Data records
########################################
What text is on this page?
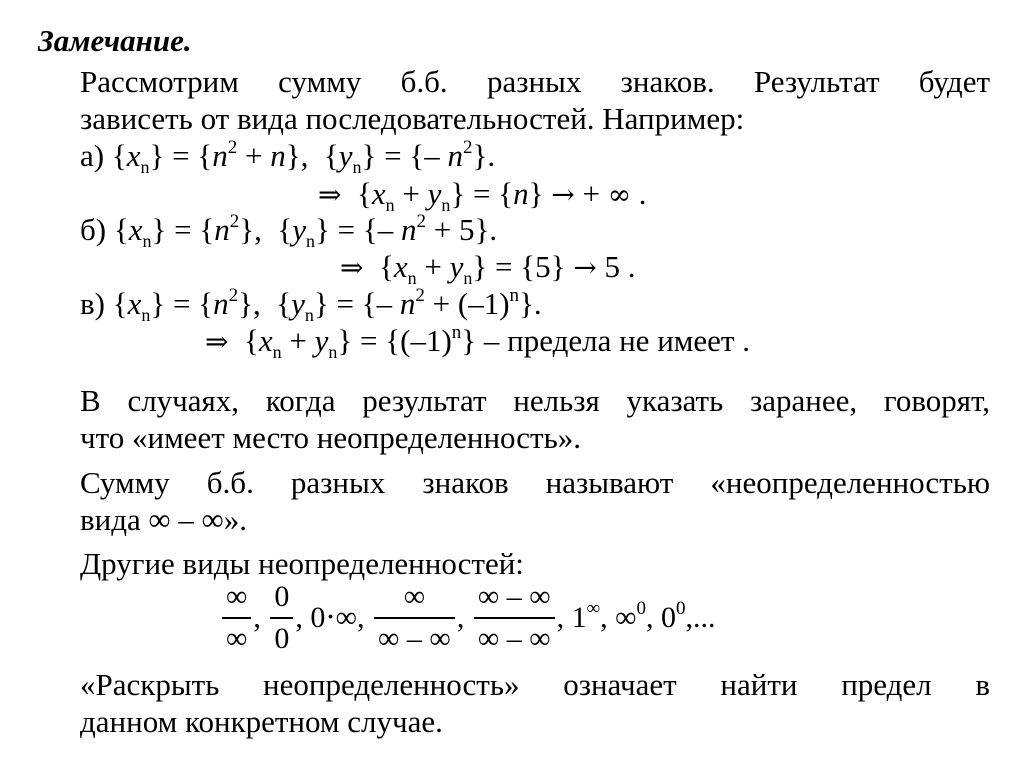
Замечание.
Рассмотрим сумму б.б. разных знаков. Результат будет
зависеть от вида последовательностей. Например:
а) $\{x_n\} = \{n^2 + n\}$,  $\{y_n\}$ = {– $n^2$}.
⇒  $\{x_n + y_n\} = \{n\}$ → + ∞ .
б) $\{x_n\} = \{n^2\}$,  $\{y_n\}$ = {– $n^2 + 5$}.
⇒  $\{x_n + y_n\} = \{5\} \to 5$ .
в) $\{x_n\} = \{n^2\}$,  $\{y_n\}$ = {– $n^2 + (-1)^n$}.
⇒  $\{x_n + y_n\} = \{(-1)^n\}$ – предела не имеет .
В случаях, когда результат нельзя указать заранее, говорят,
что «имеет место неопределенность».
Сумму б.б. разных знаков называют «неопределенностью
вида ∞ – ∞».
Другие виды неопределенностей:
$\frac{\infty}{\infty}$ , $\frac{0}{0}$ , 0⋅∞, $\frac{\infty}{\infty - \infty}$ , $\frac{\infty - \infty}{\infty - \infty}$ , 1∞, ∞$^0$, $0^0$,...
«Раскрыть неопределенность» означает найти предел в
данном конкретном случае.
########################################
_Goal_
In the entries above, how many lines contain the word "вида"? Answer with the number only.

_Task output_
2